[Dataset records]
□ □ □ □ □ □ □

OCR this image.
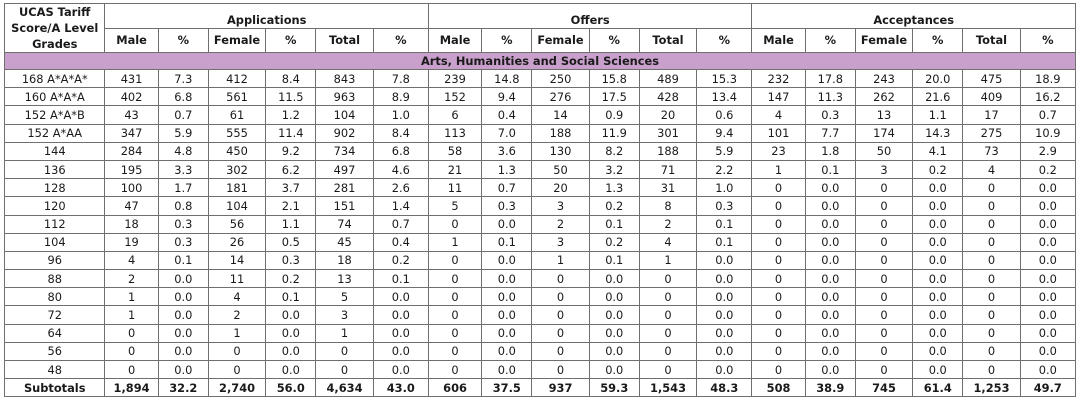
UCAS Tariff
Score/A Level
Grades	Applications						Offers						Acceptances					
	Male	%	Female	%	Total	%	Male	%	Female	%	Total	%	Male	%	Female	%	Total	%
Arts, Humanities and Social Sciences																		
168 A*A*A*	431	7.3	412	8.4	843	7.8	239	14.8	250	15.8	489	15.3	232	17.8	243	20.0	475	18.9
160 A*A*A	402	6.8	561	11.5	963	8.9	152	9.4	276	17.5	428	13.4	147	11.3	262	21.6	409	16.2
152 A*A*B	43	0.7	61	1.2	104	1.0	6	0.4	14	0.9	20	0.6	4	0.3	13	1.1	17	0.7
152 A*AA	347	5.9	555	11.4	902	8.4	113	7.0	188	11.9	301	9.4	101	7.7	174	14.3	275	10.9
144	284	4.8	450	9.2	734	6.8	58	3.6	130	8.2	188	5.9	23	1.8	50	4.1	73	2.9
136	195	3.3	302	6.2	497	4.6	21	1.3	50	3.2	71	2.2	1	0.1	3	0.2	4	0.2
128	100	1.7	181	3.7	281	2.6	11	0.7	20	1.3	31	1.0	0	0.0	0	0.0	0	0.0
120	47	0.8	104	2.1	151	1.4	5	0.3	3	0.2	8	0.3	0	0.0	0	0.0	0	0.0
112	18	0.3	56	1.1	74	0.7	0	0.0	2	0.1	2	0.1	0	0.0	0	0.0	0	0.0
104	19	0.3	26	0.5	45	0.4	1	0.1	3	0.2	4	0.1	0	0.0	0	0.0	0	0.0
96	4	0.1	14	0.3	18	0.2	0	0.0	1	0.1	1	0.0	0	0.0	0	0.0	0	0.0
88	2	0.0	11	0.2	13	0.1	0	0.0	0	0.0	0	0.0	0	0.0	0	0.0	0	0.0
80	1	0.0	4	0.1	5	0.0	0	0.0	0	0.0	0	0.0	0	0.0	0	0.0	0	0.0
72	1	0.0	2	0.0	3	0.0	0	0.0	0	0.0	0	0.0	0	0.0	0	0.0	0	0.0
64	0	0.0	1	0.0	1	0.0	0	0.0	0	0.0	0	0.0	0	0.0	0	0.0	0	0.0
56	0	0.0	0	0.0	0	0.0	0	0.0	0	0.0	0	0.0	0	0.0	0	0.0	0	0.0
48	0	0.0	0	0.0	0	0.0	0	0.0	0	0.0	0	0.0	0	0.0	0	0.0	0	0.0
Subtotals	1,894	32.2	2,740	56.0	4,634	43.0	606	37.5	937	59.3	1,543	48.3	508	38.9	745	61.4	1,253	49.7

□ □ □ □ □ □ □

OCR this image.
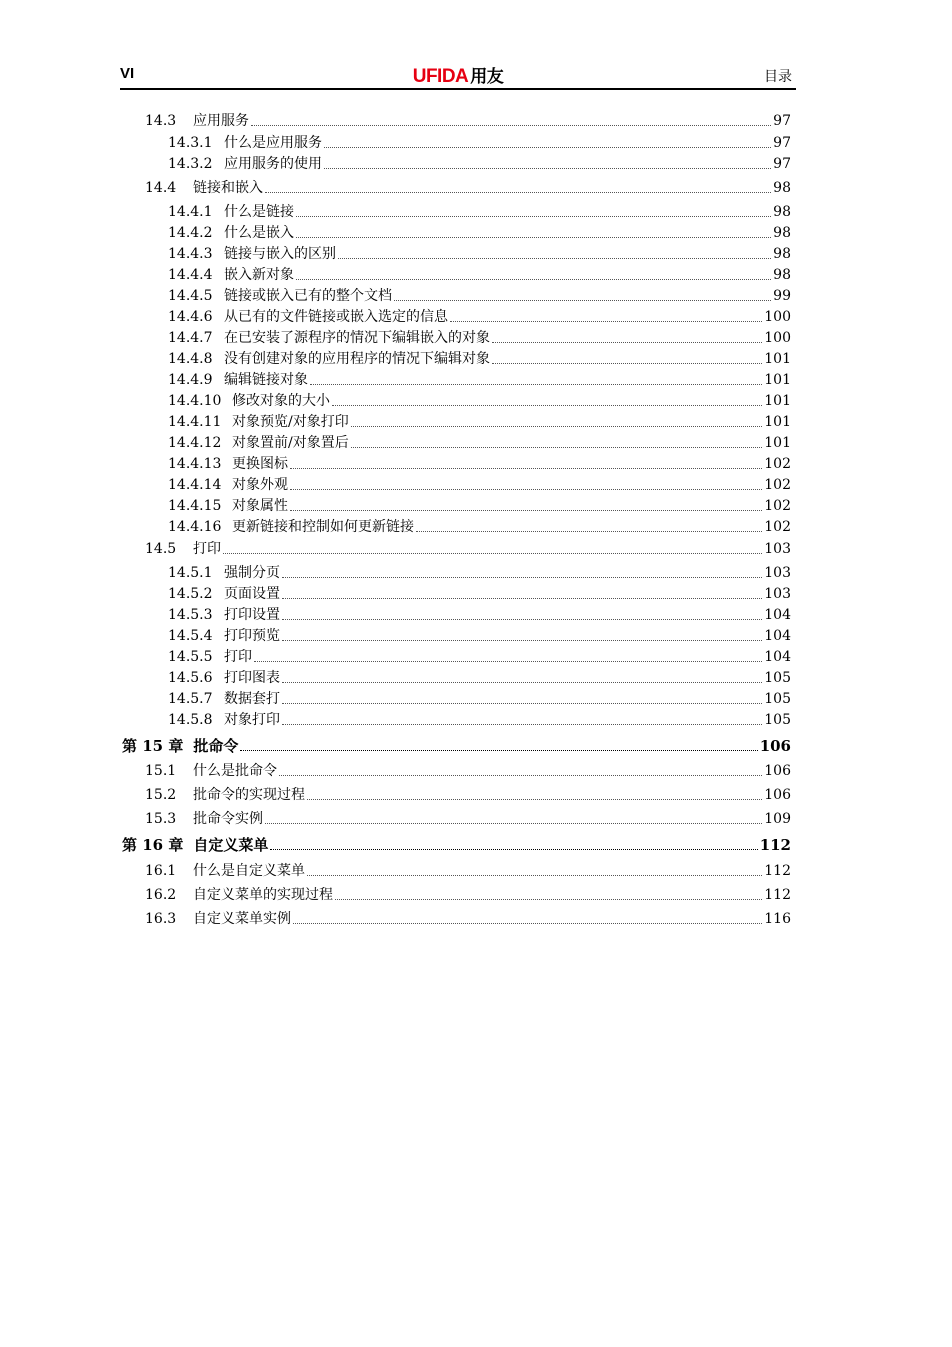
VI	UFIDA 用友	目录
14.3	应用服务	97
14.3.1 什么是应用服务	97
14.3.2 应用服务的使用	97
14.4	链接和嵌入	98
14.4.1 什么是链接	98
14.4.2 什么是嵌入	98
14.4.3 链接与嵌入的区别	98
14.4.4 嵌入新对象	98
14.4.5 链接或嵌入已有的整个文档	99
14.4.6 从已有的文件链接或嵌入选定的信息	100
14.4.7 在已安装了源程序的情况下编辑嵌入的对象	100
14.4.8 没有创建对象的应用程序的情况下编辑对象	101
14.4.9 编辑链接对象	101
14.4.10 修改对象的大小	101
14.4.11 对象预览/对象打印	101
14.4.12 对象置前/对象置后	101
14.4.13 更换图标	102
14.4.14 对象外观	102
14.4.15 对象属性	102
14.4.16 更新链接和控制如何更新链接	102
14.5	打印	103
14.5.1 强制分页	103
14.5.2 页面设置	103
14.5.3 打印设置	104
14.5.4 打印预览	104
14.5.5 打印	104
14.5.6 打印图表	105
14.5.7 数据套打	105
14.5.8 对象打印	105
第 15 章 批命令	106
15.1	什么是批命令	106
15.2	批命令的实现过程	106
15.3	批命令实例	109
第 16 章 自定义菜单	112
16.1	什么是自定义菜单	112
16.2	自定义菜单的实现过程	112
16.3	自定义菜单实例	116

□ □ □ □ □ □ □

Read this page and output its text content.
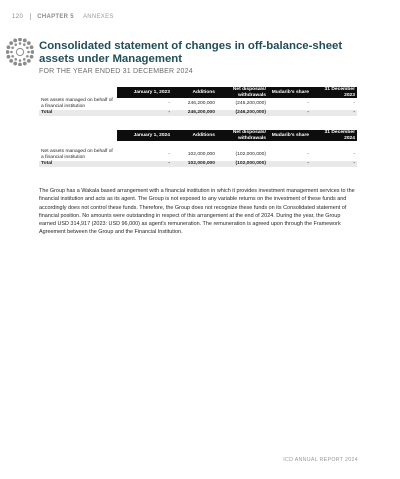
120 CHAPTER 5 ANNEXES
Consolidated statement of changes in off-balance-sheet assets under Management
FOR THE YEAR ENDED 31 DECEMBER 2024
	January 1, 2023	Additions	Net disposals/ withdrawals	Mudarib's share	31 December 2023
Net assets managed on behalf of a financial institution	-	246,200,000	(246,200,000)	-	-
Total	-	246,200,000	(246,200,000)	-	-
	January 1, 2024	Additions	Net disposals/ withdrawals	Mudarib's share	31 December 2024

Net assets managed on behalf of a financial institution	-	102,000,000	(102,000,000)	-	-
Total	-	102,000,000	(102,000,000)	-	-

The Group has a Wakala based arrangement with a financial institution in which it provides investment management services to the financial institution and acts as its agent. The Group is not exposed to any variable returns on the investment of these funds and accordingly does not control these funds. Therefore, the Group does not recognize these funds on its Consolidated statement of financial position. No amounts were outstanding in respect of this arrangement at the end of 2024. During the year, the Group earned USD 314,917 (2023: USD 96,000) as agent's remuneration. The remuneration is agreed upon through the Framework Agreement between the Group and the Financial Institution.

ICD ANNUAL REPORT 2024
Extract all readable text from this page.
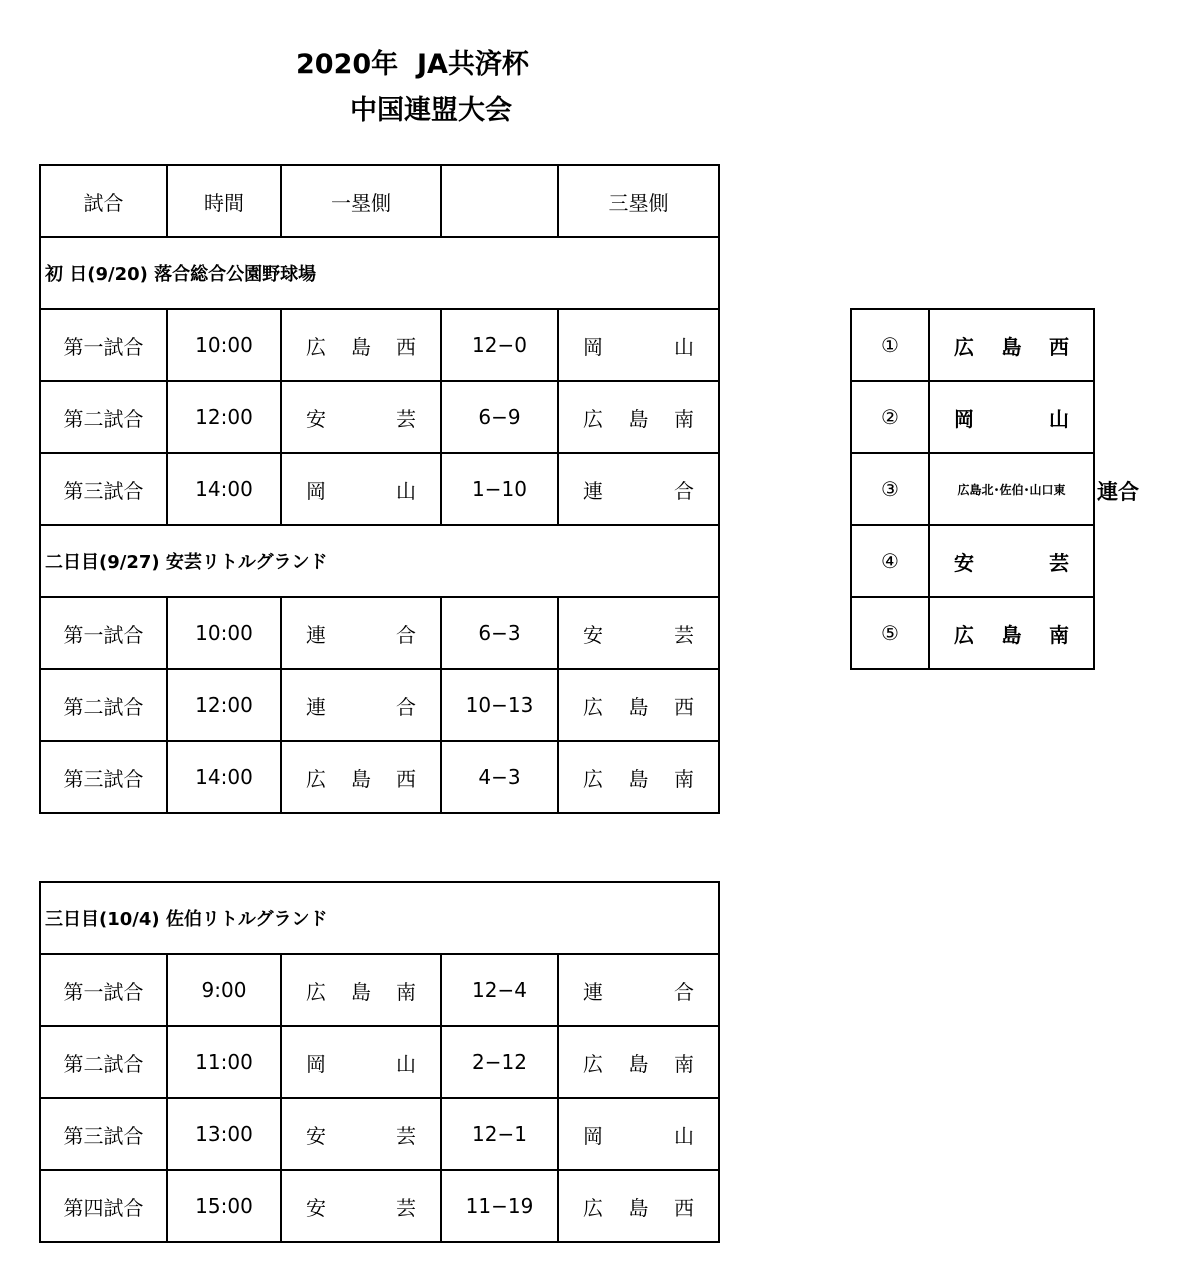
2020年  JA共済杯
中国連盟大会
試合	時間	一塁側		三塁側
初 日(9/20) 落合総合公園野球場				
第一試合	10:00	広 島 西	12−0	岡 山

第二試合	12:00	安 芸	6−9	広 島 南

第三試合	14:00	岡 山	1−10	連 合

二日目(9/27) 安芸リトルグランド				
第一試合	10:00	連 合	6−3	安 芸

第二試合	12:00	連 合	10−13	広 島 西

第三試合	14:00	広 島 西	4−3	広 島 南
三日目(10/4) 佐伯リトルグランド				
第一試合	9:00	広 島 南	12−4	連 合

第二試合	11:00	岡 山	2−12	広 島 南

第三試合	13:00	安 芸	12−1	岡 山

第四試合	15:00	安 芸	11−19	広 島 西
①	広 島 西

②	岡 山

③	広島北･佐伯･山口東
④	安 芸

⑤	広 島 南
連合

□ □ □ □ □ □ □

--- Aim ---
Filter the records, keeping only lines that contain "withdrawals", and show those lines.

--- Worked solution ---
	January 1, 2023	Additions	Net disposals/ withdrawals	Mudarib's share	31 December 2023
	January 1, 2024	Additions	Net disposals/ withdrawals	Mudarib's share	31 December 2024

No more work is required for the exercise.